**Work to do**
Search the records that follow and extract every line containing the string "LDRg".

[Records]
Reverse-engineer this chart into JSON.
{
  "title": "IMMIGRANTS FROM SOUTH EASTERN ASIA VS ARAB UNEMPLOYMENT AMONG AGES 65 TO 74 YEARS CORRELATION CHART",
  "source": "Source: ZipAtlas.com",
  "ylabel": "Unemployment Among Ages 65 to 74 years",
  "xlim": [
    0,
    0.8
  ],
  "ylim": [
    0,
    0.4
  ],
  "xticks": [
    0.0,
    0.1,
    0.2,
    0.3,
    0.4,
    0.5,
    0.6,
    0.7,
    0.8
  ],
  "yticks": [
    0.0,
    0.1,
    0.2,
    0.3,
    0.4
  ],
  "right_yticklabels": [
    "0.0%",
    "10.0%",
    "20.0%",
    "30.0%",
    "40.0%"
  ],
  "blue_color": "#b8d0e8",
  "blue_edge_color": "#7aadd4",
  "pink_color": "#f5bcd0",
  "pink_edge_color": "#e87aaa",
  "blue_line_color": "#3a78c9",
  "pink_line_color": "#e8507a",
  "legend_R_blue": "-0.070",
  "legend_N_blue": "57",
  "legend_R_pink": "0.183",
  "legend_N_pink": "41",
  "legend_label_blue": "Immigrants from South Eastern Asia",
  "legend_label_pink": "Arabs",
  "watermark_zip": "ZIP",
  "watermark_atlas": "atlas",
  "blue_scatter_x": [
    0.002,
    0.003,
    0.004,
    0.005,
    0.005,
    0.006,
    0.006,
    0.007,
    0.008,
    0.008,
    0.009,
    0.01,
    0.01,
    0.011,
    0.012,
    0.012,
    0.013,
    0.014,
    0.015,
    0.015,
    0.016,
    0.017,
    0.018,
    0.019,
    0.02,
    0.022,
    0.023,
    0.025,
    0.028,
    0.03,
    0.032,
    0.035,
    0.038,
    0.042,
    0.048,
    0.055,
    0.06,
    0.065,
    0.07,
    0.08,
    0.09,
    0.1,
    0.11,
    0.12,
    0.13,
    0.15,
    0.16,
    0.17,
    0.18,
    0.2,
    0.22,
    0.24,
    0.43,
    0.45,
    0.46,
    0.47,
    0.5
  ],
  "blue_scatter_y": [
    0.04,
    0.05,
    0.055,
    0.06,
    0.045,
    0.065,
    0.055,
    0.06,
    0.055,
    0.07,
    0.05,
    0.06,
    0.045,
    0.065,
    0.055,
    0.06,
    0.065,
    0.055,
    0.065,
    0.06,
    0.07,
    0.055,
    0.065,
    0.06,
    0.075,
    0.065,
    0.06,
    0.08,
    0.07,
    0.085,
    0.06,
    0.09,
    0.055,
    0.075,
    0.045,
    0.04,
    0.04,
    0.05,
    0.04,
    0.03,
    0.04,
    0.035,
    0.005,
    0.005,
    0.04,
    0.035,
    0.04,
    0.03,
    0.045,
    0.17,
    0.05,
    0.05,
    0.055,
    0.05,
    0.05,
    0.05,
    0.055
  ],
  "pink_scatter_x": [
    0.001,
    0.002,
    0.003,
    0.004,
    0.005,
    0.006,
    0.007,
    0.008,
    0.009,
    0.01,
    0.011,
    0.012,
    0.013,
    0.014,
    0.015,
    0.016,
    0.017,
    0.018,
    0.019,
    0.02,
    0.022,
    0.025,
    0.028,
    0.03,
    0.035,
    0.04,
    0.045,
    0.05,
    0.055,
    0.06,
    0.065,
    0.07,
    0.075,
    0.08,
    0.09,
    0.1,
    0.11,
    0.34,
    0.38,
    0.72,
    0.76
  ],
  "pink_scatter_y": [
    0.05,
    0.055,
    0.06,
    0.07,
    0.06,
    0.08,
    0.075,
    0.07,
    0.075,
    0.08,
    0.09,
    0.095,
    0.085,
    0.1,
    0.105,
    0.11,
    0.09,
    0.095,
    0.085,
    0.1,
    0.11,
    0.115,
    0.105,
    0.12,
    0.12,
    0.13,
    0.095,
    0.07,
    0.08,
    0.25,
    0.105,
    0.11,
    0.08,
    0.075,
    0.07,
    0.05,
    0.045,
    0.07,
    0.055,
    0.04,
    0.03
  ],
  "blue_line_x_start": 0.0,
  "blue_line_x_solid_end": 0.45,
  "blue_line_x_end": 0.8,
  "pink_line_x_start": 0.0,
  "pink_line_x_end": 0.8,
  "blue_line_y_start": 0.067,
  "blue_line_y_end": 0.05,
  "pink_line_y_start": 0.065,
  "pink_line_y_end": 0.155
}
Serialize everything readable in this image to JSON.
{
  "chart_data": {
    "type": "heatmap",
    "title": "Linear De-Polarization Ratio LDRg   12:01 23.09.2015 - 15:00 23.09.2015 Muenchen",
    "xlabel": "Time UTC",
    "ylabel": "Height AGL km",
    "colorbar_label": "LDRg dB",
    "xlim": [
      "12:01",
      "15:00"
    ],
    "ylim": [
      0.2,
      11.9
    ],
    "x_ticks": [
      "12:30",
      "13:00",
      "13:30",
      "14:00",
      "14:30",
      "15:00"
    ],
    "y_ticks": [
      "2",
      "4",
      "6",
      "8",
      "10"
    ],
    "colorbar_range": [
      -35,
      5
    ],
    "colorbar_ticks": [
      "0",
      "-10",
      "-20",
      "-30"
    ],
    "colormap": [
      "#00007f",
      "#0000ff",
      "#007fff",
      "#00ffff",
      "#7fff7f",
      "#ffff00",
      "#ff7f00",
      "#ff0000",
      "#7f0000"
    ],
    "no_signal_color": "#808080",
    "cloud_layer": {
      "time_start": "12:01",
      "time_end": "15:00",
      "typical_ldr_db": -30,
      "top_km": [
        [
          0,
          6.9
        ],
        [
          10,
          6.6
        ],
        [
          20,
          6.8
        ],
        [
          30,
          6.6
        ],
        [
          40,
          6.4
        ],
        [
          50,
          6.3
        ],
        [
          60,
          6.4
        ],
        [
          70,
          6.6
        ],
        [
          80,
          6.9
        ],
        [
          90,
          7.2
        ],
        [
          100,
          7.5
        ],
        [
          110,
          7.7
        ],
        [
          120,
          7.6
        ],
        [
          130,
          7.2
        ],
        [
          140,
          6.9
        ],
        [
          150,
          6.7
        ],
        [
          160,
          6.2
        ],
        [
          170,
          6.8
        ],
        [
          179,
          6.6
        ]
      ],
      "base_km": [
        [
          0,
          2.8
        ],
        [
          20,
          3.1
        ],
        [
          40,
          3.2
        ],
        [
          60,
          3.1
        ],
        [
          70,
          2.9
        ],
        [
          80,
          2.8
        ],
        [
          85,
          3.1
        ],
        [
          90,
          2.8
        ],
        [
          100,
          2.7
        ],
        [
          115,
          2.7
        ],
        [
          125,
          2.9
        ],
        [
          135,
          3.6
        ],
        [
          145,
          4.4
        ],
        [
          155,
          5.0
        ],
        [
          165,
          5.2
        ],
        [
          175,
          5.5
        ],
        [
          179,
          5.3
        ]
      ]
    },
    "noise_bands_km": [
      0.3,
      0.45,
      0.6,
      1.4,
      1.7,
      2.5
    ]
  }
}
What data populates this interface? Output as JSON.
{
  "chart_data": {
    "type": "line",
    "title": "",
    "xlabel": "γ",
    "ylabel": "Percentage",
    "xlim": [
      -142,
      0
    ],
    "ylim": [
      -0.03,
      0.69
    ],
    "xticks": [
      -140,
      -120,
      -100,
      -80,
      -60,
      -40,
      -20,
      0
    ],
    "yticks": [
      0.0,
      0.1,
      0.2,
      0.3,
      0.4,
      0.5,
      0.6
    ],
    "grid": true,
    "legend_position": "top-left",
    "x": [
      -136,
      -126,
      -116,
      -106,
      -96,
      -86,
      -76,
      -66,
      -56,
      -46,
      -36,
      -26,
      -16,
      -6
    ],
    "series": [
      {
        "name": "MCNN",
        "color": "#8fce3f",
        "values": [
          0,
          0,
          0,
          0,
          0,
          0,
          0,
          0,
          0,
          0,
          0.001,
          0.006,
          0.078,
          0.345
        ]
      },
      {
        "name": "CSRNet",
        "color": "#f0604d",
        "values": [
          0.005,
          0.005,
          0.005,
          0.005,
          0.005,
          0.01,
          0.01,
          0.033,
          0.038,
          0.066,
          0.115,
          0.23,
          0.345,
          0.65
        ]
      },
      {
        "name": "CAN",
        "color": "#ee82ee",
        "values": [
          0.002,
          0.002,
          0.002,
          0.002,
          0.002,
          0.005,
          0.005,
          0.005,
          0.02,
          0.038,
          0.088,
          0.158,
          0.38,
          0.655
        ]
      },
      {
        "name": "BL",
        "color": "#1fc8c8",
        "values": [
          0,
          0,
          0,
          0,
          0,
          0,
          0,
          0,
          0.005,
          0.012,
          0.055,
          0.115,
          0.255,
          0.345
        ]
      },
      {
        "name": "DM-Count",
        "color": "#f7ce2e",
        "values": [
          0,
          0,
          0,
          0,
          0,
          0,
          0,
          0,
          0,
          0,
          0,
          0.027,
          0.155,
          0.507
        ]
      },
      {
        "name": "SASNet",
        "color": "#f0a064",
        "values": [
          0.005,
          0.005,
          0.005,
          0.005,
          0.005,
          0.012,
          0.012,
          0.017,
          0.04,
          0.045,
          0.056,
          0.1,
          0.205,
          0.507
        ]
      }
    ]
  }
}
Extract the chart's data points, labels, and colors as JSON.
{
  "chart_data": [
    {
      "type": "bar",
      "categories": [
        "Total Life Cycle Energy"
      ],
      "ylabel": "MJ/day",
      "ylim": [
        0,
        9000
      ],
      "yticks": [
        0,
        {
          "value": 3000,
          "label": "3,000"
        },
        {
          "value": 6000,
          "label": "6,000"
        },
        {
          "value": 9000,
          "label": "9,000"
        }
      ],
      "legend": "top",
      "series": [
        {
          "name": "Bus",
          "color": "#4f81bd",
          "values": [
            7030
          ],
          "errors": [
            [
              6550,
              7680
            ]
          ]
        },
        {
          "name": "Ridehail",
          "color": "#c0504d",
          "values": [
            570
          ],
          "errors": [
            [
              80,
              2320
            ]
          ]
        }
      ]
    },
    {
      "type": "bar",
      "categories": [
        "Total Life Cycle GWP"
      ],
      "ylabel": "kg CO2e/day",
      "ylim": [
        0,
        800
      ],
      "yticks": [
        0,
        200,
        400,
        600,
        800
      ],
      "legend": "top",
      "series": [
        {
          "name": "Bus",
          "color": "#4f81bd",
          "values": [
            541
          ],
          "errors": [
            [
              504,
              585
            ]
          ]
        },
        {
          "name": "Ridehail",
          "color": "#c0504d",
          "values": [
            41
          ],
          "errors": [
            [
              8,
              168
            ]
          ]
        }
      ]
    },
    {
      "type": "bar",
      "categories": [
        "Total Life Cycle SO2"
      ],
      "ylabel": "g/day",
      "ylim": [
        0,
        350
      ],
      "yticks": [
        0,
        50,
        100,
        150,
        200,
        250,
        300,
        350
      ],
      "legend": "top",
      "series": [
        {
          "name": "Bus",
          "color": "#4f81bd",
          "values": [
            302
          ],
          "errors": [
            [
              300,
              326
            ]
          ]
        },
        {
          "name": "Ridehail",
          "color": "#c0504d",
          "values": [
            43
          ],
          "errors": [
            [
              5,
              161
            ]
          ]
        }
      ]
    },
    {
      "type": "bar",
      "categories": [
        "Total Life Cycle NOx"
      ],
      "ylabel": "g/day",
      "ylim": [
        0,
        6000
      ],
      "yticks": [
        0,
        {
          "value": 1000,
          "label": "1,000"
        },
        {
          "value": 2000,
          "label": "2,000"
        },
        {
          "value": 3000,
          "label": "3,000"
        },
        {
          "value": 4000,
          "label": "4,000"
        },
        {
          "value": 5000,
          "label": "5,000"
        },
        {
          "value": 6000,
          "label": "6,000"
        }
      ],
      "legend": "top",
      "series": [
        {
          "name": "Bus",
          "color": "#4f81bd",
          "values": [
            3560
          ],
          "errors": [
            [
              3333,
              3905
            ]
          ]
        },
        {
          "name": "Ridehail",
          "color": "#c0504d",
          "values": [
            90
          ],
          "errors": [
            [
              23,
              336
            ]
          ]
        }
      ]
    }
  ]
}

**Output for this exercise**
    "title": "Linear De-Polarization Ratio LDRg   12:01 23.09.2015 - 15:00 23.09.2015 Muenchen",
    "colorbar_label": "LDRg dB",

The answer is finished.